Stored data:
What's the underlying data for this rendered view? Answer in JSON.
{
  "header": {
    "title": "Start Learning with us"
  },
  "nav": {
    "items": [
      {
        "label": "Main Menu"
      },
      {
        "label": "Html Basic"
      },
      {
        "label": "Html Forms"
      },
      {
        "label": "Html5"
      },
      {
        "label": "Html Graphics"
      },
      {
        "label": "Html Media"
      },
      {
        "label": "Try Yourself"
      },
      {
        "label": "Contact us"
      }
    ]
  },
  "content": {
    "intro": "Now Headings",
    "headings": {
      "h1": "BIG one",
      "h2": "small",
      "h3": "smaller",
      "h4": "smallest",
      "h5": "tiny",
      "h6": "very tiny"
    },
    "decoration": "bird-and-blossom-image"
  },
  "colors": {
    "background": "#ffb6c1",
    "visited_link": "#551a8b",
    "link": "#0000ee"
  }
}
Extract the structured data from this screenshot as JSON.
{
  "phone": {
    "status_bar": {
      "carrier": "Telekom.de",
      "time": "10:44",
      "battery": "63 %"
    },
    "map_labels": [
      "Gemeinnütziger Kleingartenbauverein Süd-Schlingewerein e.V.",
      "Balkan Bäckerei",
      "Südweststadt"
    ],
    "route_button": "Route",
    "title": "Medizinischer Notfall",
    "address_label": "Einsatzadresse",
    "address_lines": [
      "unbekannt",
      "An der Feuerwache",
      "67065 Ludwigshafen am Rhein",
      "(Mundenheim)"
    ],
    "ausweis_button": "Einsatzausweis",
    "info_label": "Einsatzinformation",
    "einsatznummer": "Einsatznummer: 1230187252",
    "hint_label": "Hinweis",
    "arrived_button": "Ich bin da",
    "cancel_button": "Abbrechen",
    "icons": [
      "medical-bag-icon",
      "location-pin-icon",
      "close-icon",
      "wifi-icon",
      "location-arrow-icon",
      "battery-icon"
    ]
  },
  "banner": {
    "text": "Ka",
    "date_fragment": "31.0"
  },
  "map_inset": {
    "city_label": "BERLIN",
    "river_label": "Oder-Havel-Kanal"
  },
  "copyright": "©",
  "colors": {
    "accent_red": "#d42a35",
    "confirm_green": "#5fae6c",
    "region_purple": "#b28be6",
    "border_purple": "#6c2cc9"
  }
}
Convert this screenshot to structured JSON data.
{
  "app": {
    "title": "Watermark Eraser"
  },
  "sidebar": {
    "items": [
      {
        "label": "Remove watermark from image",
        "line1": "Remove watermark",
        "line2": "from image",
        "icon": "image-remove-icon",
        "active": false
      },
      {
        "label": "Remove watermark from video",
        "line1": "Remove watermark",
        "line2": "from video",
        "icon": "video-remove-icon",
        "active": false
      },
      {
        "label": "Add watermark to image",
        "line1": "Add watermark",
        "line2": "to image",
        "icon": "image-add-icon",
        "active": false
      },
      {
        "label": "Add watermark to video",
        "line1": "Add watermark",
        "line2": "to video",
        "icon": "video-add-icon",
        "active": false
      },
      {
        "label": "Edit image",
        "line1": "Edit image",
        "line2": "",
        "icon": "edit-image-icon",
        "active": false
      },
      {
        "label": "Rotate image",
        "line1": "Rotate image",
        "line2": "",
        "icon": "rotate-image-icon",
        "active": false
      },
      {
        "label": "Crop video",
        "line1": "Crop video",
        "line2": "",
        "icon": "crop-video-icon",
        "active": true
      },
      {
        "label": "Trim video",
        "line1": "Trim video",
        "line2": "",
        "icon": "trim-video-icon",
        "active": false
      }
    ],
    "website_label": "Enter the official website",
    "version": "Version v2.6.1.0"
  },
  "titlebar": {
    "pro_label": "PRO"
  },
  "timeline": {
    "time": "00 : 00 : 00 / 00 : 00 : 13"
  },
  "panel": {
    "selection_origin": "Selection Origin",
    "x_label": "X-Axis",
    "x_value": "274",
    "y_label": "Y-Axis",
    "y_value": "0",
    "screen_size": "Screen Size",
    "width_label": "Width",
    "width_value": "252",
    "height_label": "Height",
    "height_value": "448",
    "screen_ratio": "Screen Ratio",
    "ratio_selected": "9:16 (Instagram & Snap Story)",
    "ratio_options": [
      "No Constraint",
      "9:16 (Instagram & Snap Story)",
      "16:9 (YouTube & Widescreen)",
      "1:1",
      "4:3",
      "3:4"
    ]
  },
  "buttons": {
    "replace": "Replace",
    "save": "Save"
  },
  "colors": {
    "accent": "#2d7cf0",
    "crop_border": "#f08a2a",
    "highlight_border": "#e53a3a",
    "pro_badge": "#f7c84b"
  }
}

**DIRECTIVE:** Exactly reproduce every line found in the records.

**SOLUTION TO THE PROBLEM:**
What's the underlying data for this rendered view? Answer in JSON.
{
  "header": {
    "title": "Start Learning with us"
  },
  "nav": {
    "items": [
      {
        "label": "Main Menu"
      },
      {
        "label": "Html Basic"
      },
      {
        "label": "Html Forms"
      },
      {
        "label": "Html5"
      },
      {
        "label": "Html Graphics"
      },
      {
        "label": "Html Media"
      },
      {
        "label": "Try Yourself"
      },
      {
        "label": "Contact us"
      }
    ]
  },
  "content": {
    "intro": "Now Headings",
    "headings": {
      "h1": "BIG one",
      "h2": "small",
      "h3": "smaller",
      "h4": "smallest",
      "h5": "tiny",
      "h6": "very tiny"
    },
    "decoration": "bird-and-blossom-image"
  },
  "colors": {
    "background": "#ffb6c1",
    "visited_link": "#551a8b",
    "link": "#0000ee"
  }
}
Extract the structured data from this screenshot as JSON.
{
  "phone": {
    "status_bar": {
      "carrier": "Telekom.de",
      "time": "10:44",
      "battery": "63 %"
    },
    "map_labels": [
      "Gemeinnütziger Kleingartenbauverein Süd-Schlingewerein e.V.",
      "Balkan Bäckerei",
      "Südweststadt"
    ],
    "route_button": "Route",
    "title": "Medizinischer Notfall",
    "address_label": "Einsatzadresse",
    "address_lines": [
      "unbekannt",
      "An der Feuerwache",
      "67065 Ludwigshafen am Rhein",
      "(Mundenheim)"
    ],
    "ausweis_button": "Einsatzausweis",
    "info_label": "Einsatzinformation",
    "einsatznummer": "Einsatznummer: 1230187252",
    "hint_label": "Hinweis",
    "arrived_button": "Ich bin da",
    "cancel_button": "Abbrechen",
    "icons": [
      "medical-bag-icon",
      "location-pin-icon",
      "close-icon",
      "wifi-icon",
      "location-arrow-icon",
      "battery-icon"
    ]
  },
  "banner": {
    "text": "Ka",
    "date_fragment": "31.0"
  },
  "map_inset": {
    "city_label": "BERLIN",
    "river_label": "Oder-Havel-Kanal"
  },
  "copyright": "©",
  "colors": {
    "accent_red": "#d42a35",
    "confirm_green": "#5fae6c",
    "region_purple": "#b28be6",
    "border_purple": "#6c2cc9"
  }
}
Convert this screenshot to structured JSON data.
{
  "app": {
    "title": "Watermark Eraser"
  },
  "sidebar": {
    "items": [
      {
        "label": "Remove watermark from image",
        "line1": "Remove watermark",
        "line2": "from image",
        "icon": "image-remove-icon",
        "active": false
      },
      {
        "label": "Remove watermark from video",
        "line1": "Remove watermark",
        "line2": "from video",
        "icon": "video-remove-icon",
        "active": false
      },
      {
        "label": "Add watermark to image",
        "line1": "Add watermark",
        "line2": "to image",
        "icon": "image-add-icon",
        "active": false
      },
      {
        "label": "Add watermark to video",
        "line1": "Add watermark",
        "line2": "to video",
        "icon": "video-add-icon",
        "active": false
      },
      {
        "label": "Edit image",
        "line1": "Edit image",
        "line2": "",
        "icon": "edit-image-icon",
        "active": false
      },
      {
        "label": "Rotate image",
        "line1": "Rotate image",
        "line2": "",
        "icon": "rotate-image-icon",
        "active": false
      },
      {
        "label": "Crop video",
        "line1": "Crop video",
        "line2": "",
        "icon": "crop-video-icon",
        "active": true
      },
      {
        "label": "Trim video",
        "line1": "Trim video",
        "line2": "",
        "icon": "trim-video-icon",
        "active": false
      }
    ],
    "website_label": "Enter the official website",
    "version": "Version v2.6.1.0"
  },
  "titlebar": {
    "pro_label": "PRO"
  },
  "timeline": {
    "time": "00 : 00 : 00 / 00 : 00 : 13"
  },
  "panel": {
    "selection_origin": "Selection Origin",
    "x_label": "X-Axis",
    "x_value": "274",
    "y_label": "Y-Axis",
    "y_value": "0",
    "screen_size": "Screen Size",
    "width_label": "Width",
    "width_value": "252",
    "height_label": "Height",
    "height_value": "448",
    "screen_ratio": "Screen Ratio",
    "ratio_selected": "9:16 (Instagram & Snap Story)",
    "ratio_options": [
      "No Constraint",
      "9:16 (Instagram & Snap Story)",
      "16:9 (YouTube & Widescreen)",
      "1:1",
      "4:3",
      "3:4"
    ]
  },
  "buttons": {
    "replace": "Replace",
    "save": "Save"
  },
  "colors": {
    "accent": "#2d7cf0",
    "crop_border": "#f08a2a",
    "highlight_border": "#e53a3a",
    "pro_badge": "#f7c84b"
  }
}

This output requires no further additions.